*Data for this exercise*:
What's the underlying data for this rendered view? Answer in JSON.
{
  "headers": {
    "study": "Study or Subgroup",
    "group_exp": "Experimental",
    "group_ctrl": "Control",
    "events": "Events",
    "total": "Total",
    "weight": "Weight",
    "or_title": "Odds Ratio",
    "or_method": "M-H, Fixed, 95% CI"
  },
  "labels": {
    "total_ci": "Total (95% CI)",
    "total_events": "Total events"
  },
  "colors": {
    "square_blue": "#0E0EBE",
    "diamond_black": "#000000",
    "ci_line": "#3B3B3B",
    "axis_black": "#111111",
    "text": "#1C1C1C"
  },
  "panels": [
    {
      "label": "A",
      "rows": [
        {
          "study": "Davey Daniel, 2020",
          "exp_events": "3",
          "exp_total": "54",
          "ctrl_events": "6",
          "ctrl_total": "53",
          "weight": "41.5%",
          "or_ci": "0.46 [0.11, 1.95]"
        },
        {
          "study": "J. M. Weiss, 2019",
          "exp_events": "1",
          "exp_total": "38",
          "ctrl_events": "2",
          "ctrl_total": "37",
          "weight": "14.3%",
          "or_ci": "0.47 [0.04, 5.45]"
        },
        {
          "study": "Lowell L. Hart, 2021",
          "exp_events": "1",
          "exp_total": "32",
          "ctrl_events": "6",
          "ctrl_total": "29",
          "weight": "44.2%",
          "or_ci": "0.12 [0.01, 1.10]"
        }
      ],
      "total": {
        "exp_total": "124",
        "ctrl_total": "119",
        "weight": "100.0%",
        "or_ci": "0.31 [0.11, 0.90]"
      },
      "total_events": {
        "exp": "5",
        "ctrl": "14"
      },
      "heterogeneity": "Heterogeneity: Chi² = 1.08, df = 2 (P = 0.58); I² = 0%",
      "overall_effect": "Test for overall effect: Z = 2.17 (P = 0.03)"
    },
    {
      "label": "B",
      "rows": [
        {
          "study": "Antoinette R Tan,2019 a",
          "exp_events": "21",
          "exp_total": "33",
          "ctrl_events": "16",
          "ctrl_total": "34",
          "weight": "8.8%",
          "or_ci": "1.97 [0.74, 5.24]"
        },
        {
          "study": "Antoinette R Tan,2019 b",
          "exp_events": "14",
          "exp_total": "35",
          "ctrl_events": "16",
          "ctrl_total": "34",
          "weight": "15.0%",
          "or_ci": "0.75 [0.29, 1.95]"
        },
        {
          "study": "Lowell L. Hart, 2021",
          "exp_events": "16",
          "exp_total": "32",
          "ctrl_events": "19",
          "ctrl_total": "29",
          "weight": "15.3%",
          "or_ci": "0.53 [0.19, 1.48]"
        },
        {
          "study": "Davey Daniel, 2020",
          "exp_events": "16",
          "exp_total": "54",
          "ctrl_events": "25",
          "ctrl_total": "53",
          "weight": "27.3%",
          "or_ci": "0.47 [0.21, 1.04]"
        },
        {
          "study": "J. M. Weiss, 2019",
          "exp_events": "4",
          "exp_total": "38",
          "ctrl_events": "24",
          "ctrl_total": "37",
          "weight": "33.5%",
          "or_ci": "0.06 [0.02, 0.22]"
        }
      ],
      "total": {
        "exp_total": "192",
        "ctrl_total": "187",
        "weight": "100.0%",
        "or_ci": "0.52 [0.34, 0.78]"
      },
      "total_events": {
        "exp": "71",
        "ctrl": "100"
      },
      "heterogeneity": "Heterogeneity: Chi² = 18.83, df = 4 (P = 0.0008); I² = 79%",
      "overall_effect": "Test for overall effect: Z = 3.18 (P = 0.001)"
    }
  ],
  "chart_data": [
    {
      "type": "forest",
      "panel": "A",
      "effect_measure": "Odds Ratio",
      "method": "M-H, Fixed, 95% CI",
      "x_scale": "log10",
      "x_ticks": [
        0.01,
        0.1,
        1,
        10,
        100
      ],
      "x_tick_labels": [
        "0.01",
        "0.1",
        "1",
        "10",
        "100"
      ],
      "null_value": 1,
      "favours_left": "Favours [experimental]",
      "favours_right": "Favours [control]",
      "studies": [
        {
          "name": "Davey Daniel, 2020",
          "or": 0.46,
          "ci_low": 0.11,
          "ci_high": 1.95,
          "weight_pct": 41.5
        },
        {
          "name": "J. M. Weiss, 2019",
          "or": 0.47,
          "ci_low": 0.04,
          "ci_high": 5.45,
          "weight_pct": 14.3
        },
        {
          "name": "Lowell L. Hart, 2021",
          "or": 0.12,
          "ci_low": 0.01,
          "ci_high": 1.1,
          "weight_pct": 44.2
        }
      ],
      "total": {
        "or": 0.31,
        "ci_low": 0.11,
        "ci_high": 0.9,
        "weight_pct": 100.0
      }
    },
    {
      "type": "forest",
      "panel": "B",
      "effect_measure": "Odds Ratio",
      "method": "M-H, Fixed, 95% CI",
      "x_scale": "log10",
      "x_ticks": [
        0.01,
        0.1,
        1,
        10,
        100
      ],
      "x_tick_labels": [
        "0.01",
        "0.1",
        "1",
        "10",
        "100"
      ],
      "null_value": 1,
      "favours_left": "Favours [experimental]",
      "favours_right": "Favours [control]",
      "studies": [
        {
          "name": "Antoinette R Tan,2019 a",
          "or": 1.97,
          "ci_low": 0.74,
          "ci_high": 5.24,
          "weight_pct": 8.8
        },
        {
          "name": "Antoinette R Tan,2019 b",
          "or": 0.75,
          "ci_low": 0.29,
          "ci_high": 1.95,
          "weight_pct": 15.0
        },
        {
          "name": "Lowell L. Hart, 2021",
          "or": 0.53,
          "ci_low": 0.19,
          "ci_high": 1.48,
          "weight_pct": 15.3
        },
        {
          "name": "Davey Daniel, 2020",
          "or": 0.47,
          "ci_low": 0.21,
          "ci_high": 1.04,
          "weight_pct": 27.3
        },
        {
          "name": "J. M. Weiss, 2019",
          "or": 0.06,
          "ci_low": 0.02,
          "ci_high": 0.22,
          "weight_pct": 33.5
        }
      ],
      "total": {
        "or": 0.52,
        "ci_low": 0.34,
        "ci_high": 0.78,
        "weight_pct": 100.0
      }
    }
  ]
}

*What you will do*: Write out the full listing, keeping every line exactly as it is.

*Answer to the problem*:
What's the underlying data for this rendered view? Answer in JSON.
{
  "headers": {
    "study": "Study or Subgroup",
    "group_exp": "Experimental",
    "group_ctrl": "Control",
    "events": "Events",
    "total": "Total",
    "weight": "Weight",
    "or_title": "Odds Ratio",
    "or_method": "M-H, Fixed, 95% CI"
  },
  "labels": {
    "total_ci": "Total (95% CI)",
    "total_events": "Total events"
  },
  "colors": {
    "square_blue": "#0E0EBE",
    "diamond_black": "#000000",
    "ci_line": "#3B3B3B",
    "axis_black": "#111111",
    "text": "#1C1C1C"
  },
  "panels": [
    {
      "label": "A",
      "rows": [
        {
          "study": "Davey Daniel, 2020",
          "exp_events": "3",
          "exp_total": "54",
          "ctrl_events": "6",
          "ctrl_total": "53",
          "weight": "41.5%",
          "or_ci": "0.46 [0.11, 1.95]"
        },
        {
          "study": "J. M. Weiss, 2019",
          "exp_events": "1",
          "exp_total": "38",
          "ctrl_events": "2",
          "ctrl_total": "37",
          "weight": "14.3%",
          "or_ci": "0.47 [0.04, 5.45]"
        },
        {
          "study": "Lowell L. Hart, 2021",
          "exp_events": "1",
          "exp_total": "32",
          "ctrl_events": "6",
          "ctrl_total": "29",
          "weight": "44.2%",
          "or_ci": "0.12 [0.01, 1.10]"
        }
      ],
      "total": {
        "exp_total": "124",
        "ctrl_total": "119",
        "weight": "100.0%",
        "or_ci": "0.31 [0.11, 0.90]"
      },
      "total_events": {
        "exp": "5",
        "ctrl": "14"
      },
      "heterogeneity": "Heterogeneity: Chi² = 1.08, df = 2 (P = 0.58); I² = 0%",
      "overall_effect": "Test for overall effect: Z = 2.17 (P = 0.03)"
    },
    {
      "label": "B",
      "rows": [
        {
          "study": "Antoinette R Tan,2019 a",
          "exp_events": "21",
          "exp_total": "33",
          "ctrl_events": "16",
          "ctrl_total": "34",
          "weight": "8.8%",
          "or_ci": "1.97 [0.74, 5.24]"
        },
        {
          "study": "Antoinette R Tan,2019 b",
          "exp_events": "14",
          "exp_total": "35",
          "ctrl_events": "16",
          "ctrl_total": "34",
          "weight": "15.0%",
          "or_ci": "0.75 [0.29, 1.95]"
        },
        {
          "study": "Lowell L. Hart, 2021",
          "exp_events": "16",
          "exp_total": "32",
          "ctrl_events": "19",
          "ctrl_total": "29",
          "weight": "15.3%",
          "or_ci": "0.53 [0.19, 1.48]"
        },
        {
          "study": "Davey Daniel, 2020",
          "exp_events": "16",
          "exp_total": "54",
          "ctrl_events": "25",
          "ctrl_total": "53",
          "weight": "27.3%",
          "or_ci": "0.47 [0.21, 1.04]"
        },
        {
          "study": "J. M. Weiss, 2019",
          "exp_events": "4",
          "exp_total": "38",
          "ctrl_events": "24",
          "ctrl_total": "37",
          "weight": "33.5%",
          "or_ci": "0.06 [0.02, 0.22]"
        }
      ],
      "total": {
        "exp_total": "192",
        "ctrl_total": "187",
        "weight": "100.0%",
        "or_ci": "0.52 [0.34, 0.78]"
      },
      "total_events": {
        "exp": "71",
        "ctrl": "100"
      },
      "heterogeneity": "Heterogeneity: Chi² = 18.83, df = 4 (P = 0.0008); I² = 79%",
      "overall_effect": "Test for overall effect: Z = 3.18 (P = 0.001)"
    }
  ],
  "chart_data": [
    {
      "type": "forest",
      "panel": "A",
      "effect_measure": "Odds Ratio",
      "method": "M-H, Fixed, 95% CI",
      "x_scale": "log10",
      "x_ticks": [
        0.01,
        0.1,
        1,
        10,
        100
      ],
      "x_tick_labels": [
        "0.01",
        "0.1",
        "1",
        "10",
        "100"
      ],
      "null_value": 1,
      "favours_left": "Favours [experimental]",
      "favours_right": "Favours [control]",
      "studies": [
        {
          "name": "Davey Daniel, 2020",
          "or": 0.46,
          "ci_low": 0.11,
          "ci_high": 1.95,
          "weight_pct": 41.5
        },
        {
          "name": "J. M. Weiss, 2019",
          "or": 0.47,
          "ci_low": 0.04,
          "ci_high": 5.45,
          "weight_pct": 14.3
        },
        {
          "name": "Lowell L. Hart, 2021",
          "or": 0.12,
          "ci_low": 0.01,
          "ci_high": 1.1,
          "weight_pct": 44.2
        }
      ],
      "total": {
        "or": 0.31,
        "ci_low": 0.11,
        "ci_high": 0.9,
        "weight_pct": 100.0
      }
    },
    {
      "type": "forest",
      "panel": "B",
      "effect_measure": "Odds Ratio",
      "method": "M-H, Fixed, 95% CI",
      "x_scale": "log10",
      "x_ticks": [
        0.01,
        0.1,
        1,
        10,
        100
      ],
      "x_tick_labels": [
        "0.01",
        "0.1",
        "1",
        "10",
        "100"
      ],
      "null_value": 1,
      "favours_left": "Favours [experimental]",
      "favours_right": "Favours [control]",
      "studies": [
        {
          "name": "Antoinette R Tan,2019 a",
          "or": 1.97,
          "ci_low": 0.74,
          "ci_high": 5.24,
          "weight_pct": 8.8
        },
        {
          "name": "Antoinette R Tan,2019 b",
          "or": 0.75,
          "ci_low": 0.29,
          "ci_high": 1.95,
          "weight_pct": 15.0
        },
        {
          "name": "Lowell L. Hart, 2021",
          "or": 0.53,
          "ci_low": 0.19,
          "ci_high": 1.48,
          "weight_pct": 15.3
        },
        {
          "name": "Davey Daniel, 2020",
          "or": 0.47,
          "ci_low": 0.21,
          "ci_high": 1.04,
          "weight_pct": 27.3
        },
        {
          "name": "J. M. Weiss, 2019",
          "or": 0.06,
          "ci_low": 0.02,
          "ci_high": 0.22,
          "weight_pct": 33.5
        }
      ],
      "total": {
        "or": 0.52,
        "ci_low": 0.34,
        "ci_high": 0.78,
        "weight_pct": 100.0
      }
    }
  ]
}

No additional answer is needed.